*** SUPPLIED MATERIAL

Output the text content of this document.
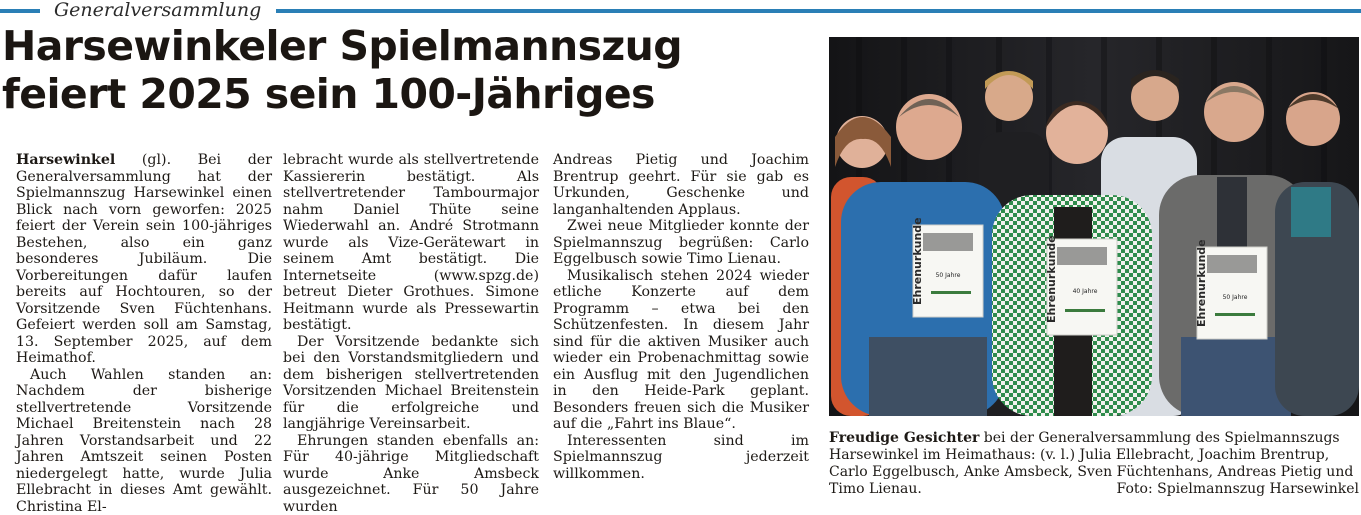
Generalversammlung
Harsewinkeler Spielmannszug
feiert 2025 sein 100-Jähriges

Harsewinkel (gl). Bei der Generalversammlung hat der Spielmannszug Harsewinkel einen Blick nach vorn geworfen: 2025 feiert der Verein sein 100-jähriges Bestehen, also ein ganz besonderes Jubiläum. Die Vorbereitungen dafür laufen bereits auf Hochtouren, so der Vorsitzende Sven Füchtenhans. Gefeiert werden soll am Samstag, 13. September 2025, auf dem Heimathof.

Auch Wahlen standen an: Nachdem der bisherige stellvertretende Vorsitzende Michael Breitenstein nach 28 Jahren Vorstandsarbeit und 22 Jahren Amtszeit seinen Posten niedergelegt hatte, wurde Julia Ellebracht in dieses Amt gewählt. Christina El-

lebracht wurde als stellvertretende Kassiererin bestätigt. Als stellvertretender Tambourmajor nahm Daniel Thüte seine Wiederwahl an. André Strotmann wurde als Vize-Gerätewart in seinem Amt bestätigt. Die Internetseite (www.spzg.de) betreut Dieter Grothues. Simone Heitmann wurde als Pressewartin bestätigt.

Der Vorsitzende bedankte sich bei den Vorstandsmitgliedern und dem bisherigen stellvertretenden Vorsitzenden Michael Breitenstein für die erfolgreiche und langjährige Vereinsarbeit.

Ehrungen standen ebenfalls an: Für 40-jährige Mitgliedschaft wurde Anke Amsbeck ausgezeichnet. Für 50 Jahre wurden

Andreas Pietig und Joachim Brentrup geehrt. Für sie gab es Urkunden, Geschenke und langanhaltenden Applaus.

Zwei neue Mitglieder konnte der Spielmannszug begrüßen: Carlo Eggelbusch sowie Timo Lienau.

Musikalisch stehen 2024 wieder etliche Konzerte auf dem Programm – etwa bei den Schützenfesten. In diesem Jahr sind für die aktiven Musiker auch wieder ein Probenachmittag sowie ein Ausflug mit den Jugendlichen in den Heide-Park geplant. Besonders freuen sich die Musiker auf die „Fahrt ins Blaue“.

Interessenten sind im Spielmannszug jederzeit willkommen.

Ehrenurkunde 50 Jahre	Ehrenurkunde 40 Jahre	Ehrenurkunde 50 Jahre

Freudige Gesichter bei der Generalversammlung des Spielmannszugs Harsewinkel im Heimathaus: (v. l.) Julia Ellebracht, Joachim Brentrup, Carlo Eggelbusch, Anke Amsbeck, Sven Füchtenhans, Andreas Pietig und Timo Lienau.	Foto: Spielmannszug Harsewinkel
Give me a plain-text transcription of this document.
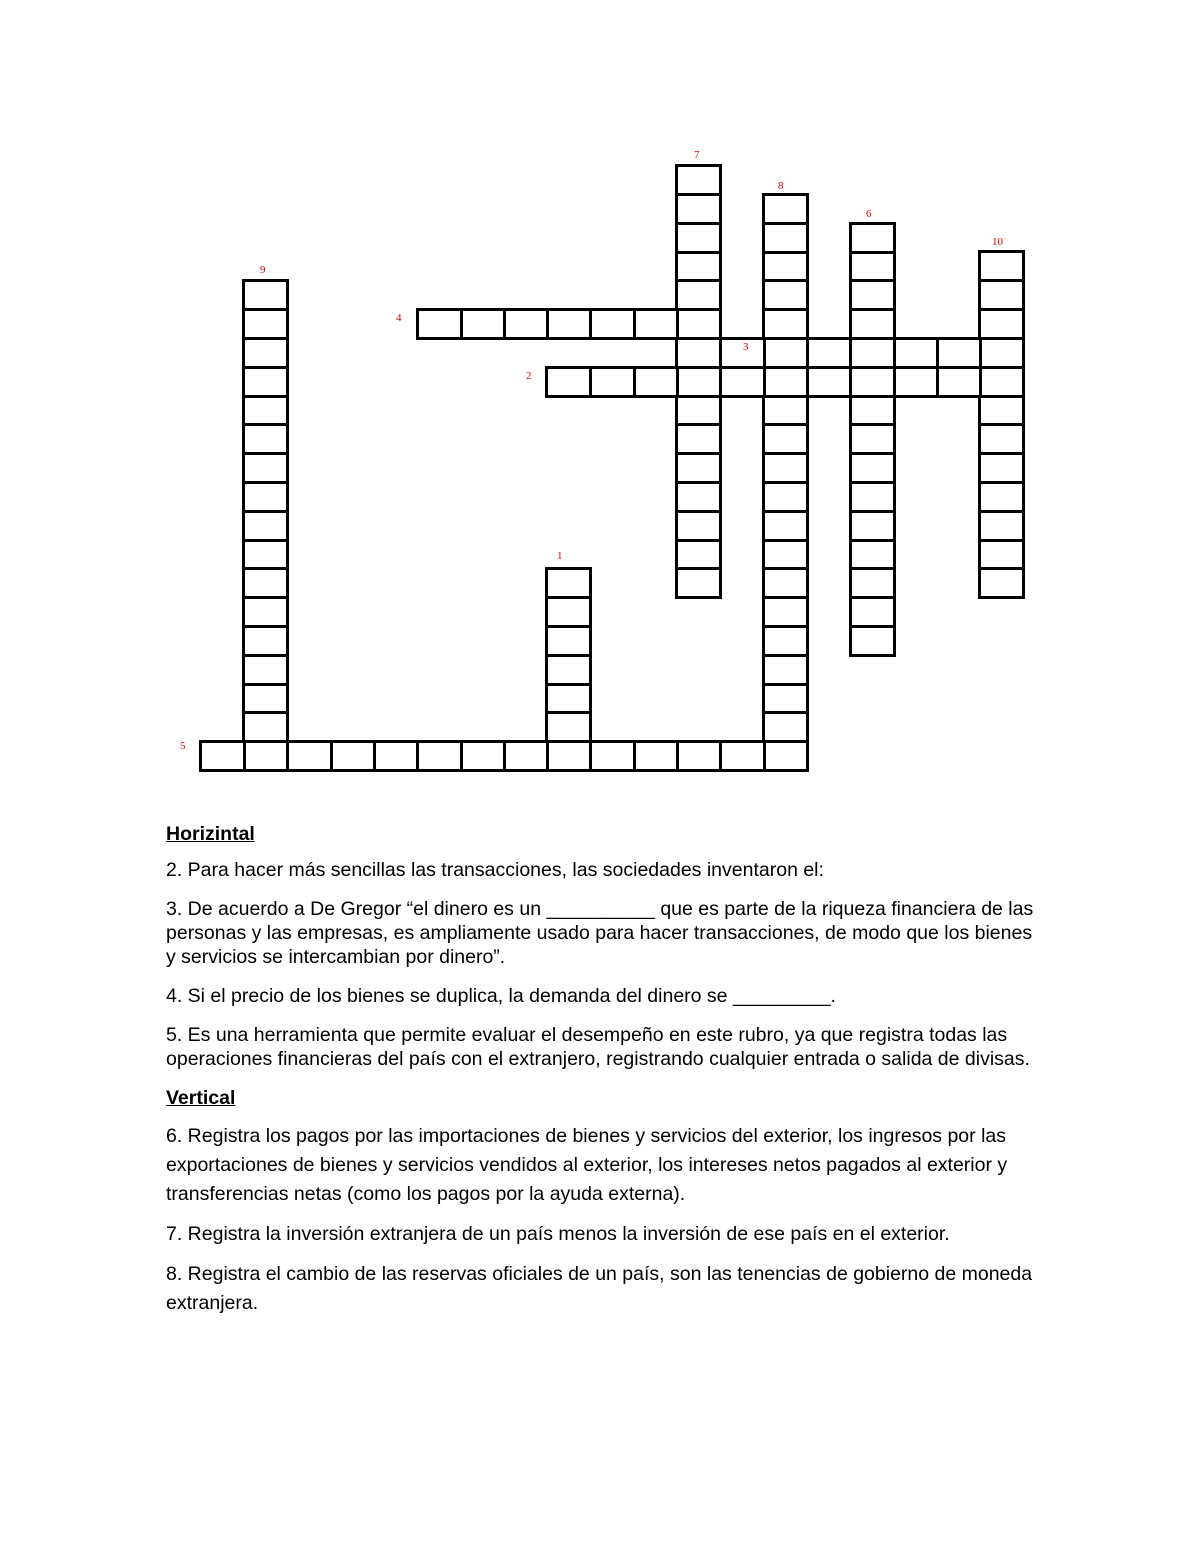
7
8
6
10
9
4
3
2
1
5
Horizintal

2. Para hacer más sencillas las transacciones, las sociedades inventaron el:

3. De acuerdo a De Gregor “el dinero es un __________ que es parte de la riqueza financiera de las personas y las empresas, es ampliamente usado para hacer transacciones, de modo que los bienes y servicios se intercambian por dinero”.

4. Si el precio de los bienes se duplica, la demanda del dinero se _________.

5. Es una herramienta que permite evaluar el desempeño en este rubro, ya que registra todas las operaciones financieras del país con el extranjero, registrando cualquier entrada o salida de divisas.

Vertical

6. Registra los pagos por las importaciones de bienes y servicios del exterior, los ingresos por las exportaciones de bienes y servicios vendidos al exterior, los intereses netos pagados al exterior y transferencias netas (como los pagos por la ayuda externa).

7. Registra la inversión extranjera de un país menos la inversión de ese país en el exterior.

8. Registra el cambio de las reservas oficiales de un país, son las tenencias de gobierno de moneda extranjera.
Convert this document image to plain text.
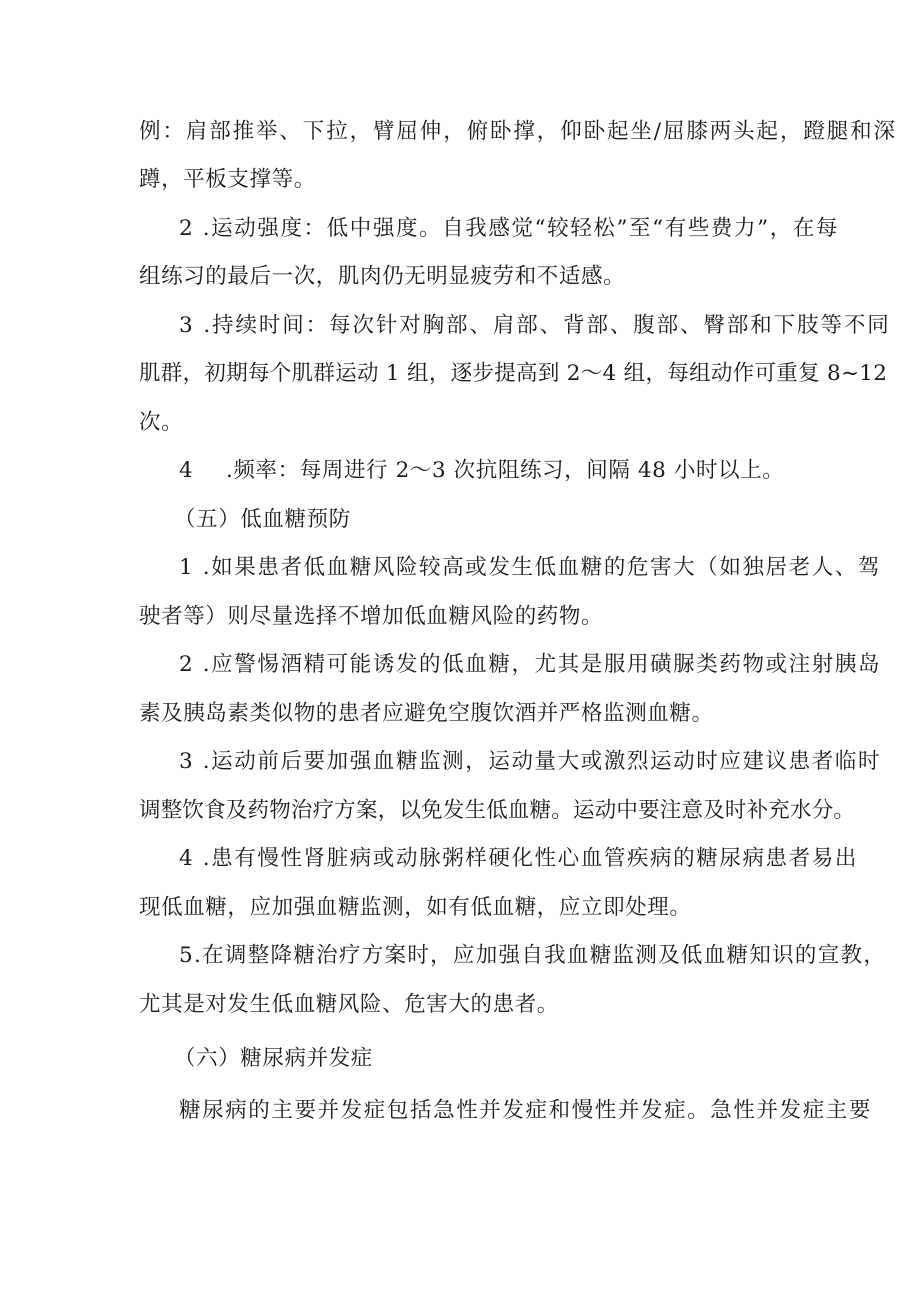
例：肩部推举、下拉，臂屈伸，俯卧撑，仰卧起坐/屈膝两头起，蹬腿和深
蹲，平板支撑等。
2 .运动强度：低中强度。自我感觉“较轻松”至“有些费力”，在每
组练习的最后一次，肌肉仍无明显疲劳和不适感。
3 .持续时间：每次针对胸部、肩部、背部、腹部、臀部和下肢等不同
肌群，初期每个肌群运动 1 组，逐步提高到 2～4 组，每组动作可重复 8~12
次。
4 .频率：每周进行 2～3 次抗阻练习，间隔 48 小时以上。
（五）低血糖预防
1 .如果患者低血糖风险较高或发生低血糖的危害大（如独居老人、驾
驶者等）则尽量选择不增加低血糖风险的药物。
2 .应警惕酒精可能诱发的低血糖，尤其是服用磺脲类药物或注射胰岛
素及胰岛素类似物的患者应避免空腹饮酒并严格监测血糖。
3 .运动前后要加强血糖监测，运动量大或激烈运动时应建议患者临时
调整饮食及药物治疗方案，以免发生低血糖。运动中要注意及时补充水分。
4 .患有慢性肾脏病或动脉粥样硬化性心血管疾病的糖尿病患者易出
现低血糖，应加强血糖监测，如有低血糖，应立即处理。
5.在调整降糖治疗方案时，应加强自我血糖监测及低血糖知识的宣教，
尤其是对发生低血糖风险、危害大的患者。
（六）糖尿病并发症
糖尿病的主要并发症包括急性并发症和慢性并发症。急性并发症主要
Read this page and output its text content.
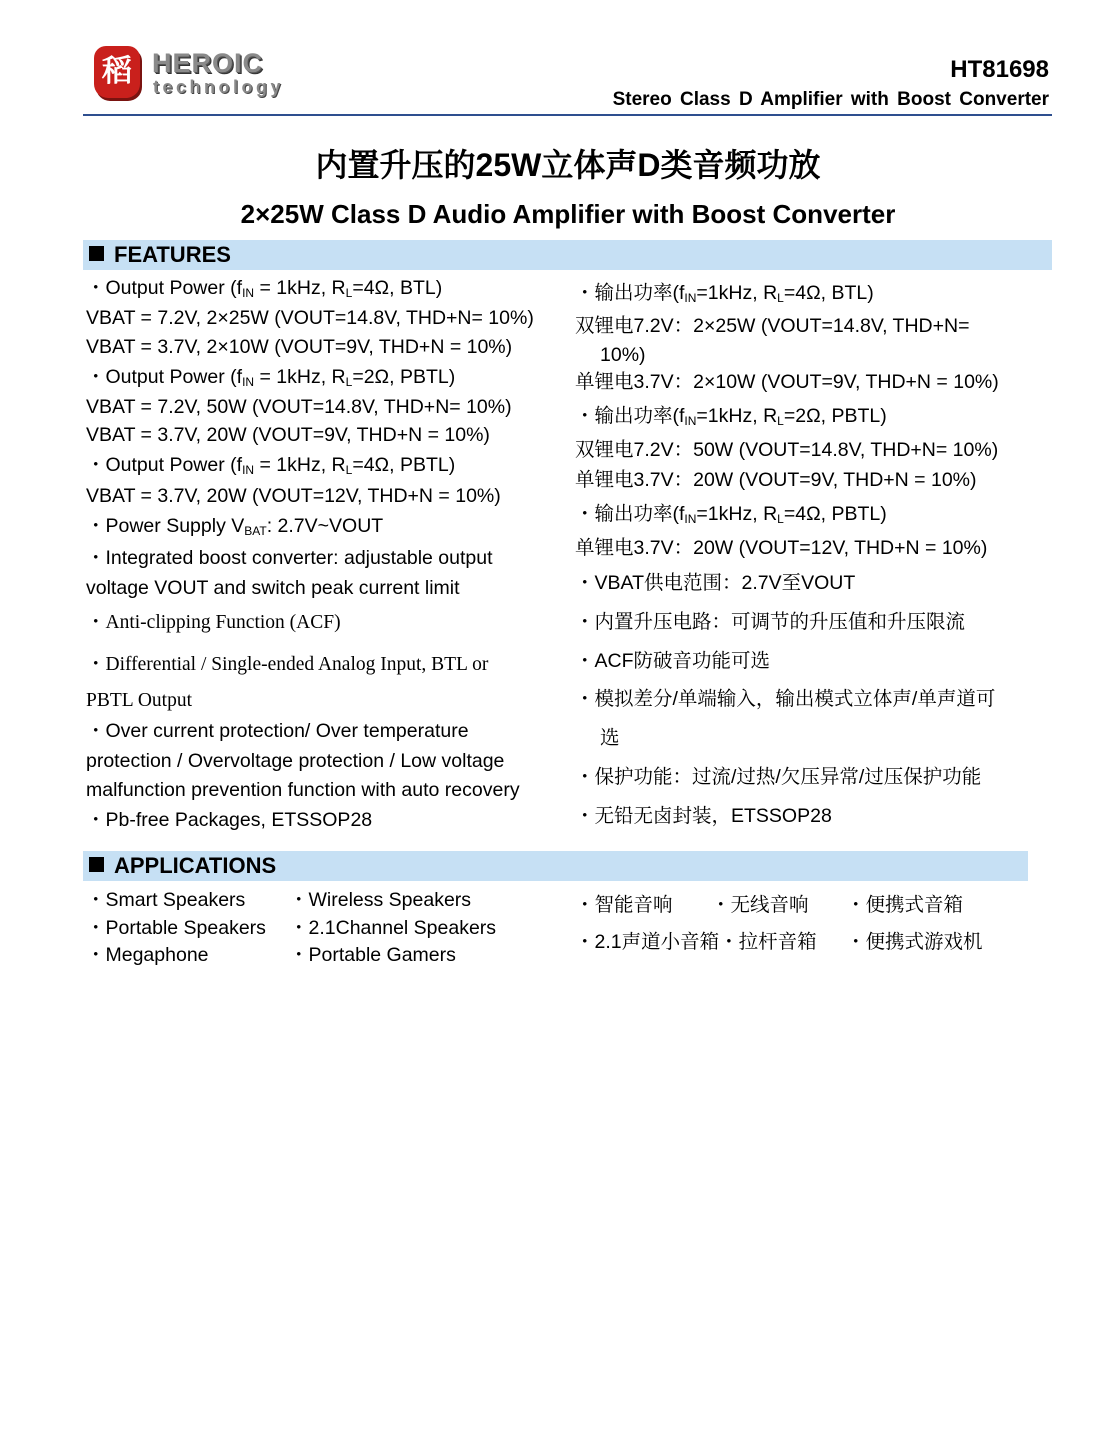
稻 HEROIC
technology
HT81698
Stereo Class D Amplifier with Boost Converter
内置升压的25W立体声D类音频功放
2×25W Class D Audio Amplifier with Boost Converter
FEATURES
・Output Power ($f_{IN} = 1kHz$, $R_L=4\Omega$, BTL)
VBAT = 7.2V, 2×25W (VOUT=14.8V, THD+N= 10%)
VBAT = 3.7V, 2×10W (VOUT=9V, THD+N = 10%)
・Output Power ($f_{IN} = 1kHz$, $R_L=2\Omega$, PBTL)
VBAT = 7.2V, 50W (VOUT=14.8V, THD+N= 10%)
VBAT = 3.7V, 20W (VOUT=9V, THD+N = 10%)
・Output Power ($f_{IN} = 1kHz$, $R_L=4\Omega$, PBTL)
VBAT = 3.7V, 20W (VOUT=12V, THD+N = 10%)
・Power Supply $V_{BAT}$: 2.7V~VOUT
・Integrated boost converter: adjustable output
voltage VOUT and switch peak current limit
・Anti-clipping Function (ACF)
・Differential / Single-ended Analog Input, BTL or
PBTL Output
・Over current protection/ Over temperature
protection / Overvoltage protection / Low voltage
malfunction prevention function with auto recovery
・Pb-free Packages, ETSSOP28
・输出功率($f_{IN}=1kHz$, $R_L=4\Omega$, BTL)
双锂电7.2V：2×25W (VOUT=14.8V, THD+N=
10%)
单锂电3.7V：2×10W (VOUT=9V, THD+N = 10%)
・输出功率($f_{IN}=1kHz$, $R_L=2\Omega$, PBTL)
双锂电7.2V：50W (VOUT=14.8V, THD+N= 10%)
单锂电3.7V：20W (VOUT=9V, THD+N = 10%)
・输出功率($f_{IN}=1kHz$, $R_L=4\Omega$, PBTL)
单锂电3.7V：20W (VOUT=12V, THD+N = 10%)
・VBAT供电范围：2.7V至VOUT
・内置升压电路：可调节的升压值和升压限流
・ACF防破音功能可选
・模拟差分/单端输入，输出模式立体声/单声道可
选
・保护功能：过流/过热/欠压异常/过压保护功能
・无铅无卤封装，ETSSOP28
APPLICATIONS
・Smart Speakers
・Portable Speakers
・Megaphone
・Wireless Speakers
・2.1Channel Speakers
・Portable Gamers
・智能音响 ・无线音响 ・便携式音箱
・2.1声道小音箱・拉杆音箱 ・便携式游戏机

******

## YOUR INSTRUCTIONS
Identify the lines of the entries containing the string "输出功率". Copy each such line.

## RESPONSE TO THE TASK
・输出功率($f_{IN}=1kHz$, $R_L=4\Omega$, BTL)
・输出功率($f_{IN}=1kHz$, $R_L=2\Omega$, PBTL)
・输出功率($f_{IN}=1kHz$, $R_L=4\Omega$, PBTL)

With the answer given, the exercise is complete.